WORK TO DO
Gather every line from the entries below that includes "администрации".

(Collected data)

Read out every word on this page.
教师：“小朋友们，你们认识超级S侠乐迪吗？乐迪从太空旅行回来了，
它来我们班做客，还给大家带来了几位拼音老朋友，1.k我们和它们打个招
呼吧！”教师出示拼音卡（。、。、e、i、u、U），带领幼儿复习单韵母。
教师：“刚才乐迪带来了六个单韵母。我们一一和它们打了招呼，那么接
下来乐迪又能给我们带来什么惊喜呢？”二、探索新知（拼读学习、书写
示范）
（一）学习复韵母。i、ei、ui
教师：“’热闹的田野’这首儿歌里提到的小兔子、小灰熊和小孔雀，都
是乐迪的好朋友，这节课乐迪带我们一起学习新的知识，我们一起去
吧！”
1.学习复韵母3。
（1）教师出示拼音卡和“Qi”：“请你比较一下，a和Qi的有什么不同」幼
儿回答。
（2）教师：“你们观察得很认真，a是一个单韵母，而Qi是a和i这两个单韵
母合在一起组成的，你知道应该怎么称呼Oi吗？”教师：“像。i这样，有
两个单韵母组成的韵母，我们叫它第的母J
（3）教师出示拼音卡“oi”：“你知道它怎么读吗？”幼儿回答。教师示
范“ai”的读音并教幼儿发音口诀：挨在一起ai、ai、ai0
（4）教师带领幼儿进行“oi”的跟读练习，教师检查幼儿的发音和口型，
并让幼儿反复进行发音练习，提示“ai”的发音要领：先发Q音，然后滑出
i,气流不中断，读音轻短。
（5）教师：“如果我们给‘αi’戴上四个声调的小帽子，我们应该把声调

==

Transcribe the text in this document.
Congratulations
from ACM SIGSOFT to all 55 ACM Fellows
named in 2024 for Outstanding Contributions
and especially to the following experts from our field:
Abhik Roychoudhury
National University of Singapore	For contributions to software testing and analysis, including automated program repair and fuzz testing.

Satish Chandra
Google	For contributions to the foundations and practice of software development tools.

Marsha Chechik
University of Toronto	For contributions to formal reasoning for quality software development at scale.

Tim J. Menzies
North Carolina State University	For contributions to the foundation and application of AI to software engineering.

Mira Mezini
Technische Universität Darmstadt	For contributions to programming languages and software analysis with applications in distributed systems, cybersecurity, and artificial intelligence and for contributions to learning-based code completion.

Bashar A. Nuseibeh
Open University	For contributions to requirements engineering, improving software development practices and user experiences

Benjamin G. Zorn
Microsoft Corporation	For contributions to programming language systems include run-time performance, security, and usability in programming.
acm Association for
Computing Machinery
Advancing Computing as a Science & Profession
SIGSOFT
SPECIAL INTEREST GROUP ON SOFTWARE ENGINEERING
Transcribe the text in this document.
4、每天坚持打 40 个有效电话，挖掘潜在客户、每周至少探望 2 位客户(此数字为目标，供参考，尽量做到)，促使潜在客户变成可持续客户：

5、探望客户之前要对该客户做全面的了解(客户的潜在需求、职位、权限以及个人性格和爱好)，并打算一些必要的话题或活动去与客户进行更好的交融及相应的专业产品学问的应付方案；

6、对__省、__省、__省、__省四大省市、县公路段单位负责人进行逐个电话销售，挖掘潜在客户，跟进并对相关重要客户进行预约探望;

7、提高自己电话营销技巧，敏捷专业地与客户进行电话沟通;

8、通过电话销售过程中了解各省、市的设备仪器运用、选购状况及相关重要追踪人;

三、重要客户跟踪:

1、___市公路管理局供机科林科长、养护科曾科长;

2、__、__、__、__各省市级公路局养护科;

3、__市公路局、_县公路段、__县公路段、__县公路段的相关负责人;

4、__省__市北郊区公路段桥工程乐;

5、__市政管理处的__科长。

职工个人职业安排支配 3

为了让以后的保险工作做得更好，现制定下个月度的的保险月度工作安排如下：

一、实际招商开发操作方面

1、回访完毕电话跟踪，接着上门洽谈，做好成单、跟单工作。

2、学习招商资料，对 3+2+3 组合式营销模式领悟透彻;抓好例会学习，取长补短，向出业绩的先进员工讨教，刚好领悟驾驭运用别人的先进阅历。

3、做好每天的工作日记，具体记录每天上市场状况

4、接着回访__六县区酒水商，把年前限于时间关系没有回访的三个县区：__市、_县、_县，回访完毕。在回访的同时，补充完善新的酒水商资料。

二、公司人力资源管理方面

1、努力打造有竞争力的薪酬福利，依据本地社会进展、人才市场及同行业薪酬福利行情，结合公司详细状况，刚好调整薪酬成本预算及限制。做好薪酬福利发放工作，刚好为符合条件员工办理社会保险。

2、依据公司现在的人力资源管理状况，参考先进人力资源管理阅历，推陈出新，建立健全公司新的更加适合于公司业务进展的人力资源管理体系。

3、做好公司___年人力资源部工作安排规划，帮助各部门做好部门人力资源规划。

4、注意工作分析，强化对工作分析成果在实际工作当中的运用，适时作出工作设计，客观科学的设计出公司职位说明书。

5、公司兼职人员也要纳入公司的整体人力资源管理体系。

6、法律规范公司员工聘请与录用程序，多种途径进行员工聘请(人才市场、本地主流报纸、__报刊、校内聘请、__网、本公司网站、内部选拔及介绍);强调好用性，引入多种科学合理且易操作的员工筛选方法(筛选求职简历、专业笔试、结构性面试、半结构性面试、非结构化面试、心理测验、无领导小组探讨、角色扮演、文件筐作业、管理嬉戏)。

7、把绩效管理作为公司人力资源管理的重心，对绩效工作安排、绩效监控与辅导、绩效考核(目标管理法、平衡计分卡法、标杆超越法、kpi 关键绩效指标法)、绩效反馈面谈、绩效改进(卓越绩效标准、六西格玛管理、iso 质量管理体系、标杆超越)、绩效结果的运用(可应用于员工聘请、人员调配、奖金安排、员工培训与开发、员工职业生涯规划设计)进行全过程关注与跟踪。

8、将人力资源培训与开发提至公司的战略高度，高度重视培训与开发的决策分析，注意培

==

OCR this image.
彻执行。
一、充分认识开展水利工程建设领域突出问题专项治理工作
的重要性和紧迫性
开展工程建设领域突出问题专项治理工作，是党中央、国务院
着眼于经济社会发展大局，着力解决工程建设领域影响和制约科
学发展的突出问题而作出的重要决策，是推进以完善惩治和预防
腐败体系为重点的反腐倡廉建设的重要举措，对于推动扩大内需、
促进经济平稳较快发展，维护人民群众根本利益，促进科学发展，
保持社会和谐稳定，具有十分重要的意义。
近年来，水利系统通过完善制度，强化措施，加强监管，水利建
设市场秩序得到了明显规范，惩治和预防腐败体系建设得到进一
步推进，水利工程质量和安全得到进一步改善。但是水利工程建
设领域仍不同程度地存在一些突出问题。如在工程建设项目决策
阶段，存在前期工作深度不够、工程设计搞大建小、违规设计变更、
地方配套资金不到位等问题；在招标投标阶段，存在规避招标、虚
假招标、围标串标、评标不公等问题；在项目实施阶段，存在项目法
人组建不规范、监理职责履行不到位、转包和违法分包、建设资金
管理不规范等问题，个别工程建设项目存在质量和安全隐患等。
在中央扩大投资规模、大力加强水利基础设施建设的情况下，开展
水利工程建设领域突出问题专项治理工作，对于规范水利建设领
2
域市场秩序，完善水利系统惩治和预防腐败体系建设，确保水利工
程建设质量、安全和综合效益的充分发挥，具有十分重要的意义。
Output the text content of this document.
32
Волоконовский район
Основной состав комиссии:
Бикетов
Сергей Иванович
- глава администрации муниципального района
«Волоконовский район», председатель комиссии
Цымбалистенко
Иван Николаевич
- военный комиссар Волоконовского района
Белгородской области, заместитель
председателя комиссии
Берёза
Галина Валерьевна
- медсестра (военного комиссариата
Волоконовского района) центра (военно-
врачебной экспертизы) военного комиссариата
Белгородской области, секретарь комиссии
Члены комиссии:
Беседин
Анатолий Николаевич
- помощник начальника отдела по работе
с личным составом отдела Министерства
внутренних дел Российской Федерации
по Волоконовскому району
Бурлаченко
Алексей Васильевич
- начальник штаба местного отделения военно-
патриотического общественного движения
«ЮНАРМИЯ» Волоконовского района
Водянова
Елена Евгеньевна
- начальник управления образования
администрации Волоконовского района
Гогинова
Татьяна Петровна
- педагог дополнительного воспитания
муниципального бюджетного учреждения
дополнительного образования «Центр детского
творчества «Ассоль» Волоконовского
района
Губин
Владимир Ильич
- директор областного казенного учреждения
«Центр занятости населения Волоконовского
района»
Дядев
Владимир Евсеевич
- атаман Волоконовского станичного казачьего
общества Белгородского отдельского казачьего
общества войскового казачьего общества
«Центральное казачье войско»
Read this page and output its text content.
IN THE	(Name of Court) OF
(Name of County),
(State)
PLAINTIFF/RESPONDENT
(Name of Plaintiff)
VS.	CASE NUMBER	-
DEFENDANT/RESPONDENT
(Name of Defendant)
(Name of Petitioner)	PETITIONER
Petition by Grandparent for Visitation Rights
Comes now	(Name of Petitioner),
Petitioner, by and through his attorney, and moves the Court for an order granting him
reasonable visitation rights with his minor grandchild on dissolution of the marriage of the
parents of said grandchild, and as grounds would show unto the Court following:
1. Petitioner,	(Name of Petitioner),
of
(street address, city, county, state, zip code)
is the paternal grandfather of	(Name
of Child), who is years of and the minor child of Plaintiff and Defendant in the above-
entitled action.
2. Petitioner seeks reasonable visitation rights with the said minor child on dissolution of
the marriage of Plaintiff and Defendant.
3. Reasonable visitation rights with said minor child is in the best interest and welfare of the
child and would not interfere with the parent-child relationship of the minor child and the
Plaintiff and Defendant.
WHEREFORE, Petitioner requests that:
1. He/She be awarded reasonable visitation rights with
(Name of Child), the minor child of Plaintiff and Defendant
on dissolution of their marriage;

TASK RESPONSE
- глава администрации муниципального района
администрации Волоконовского района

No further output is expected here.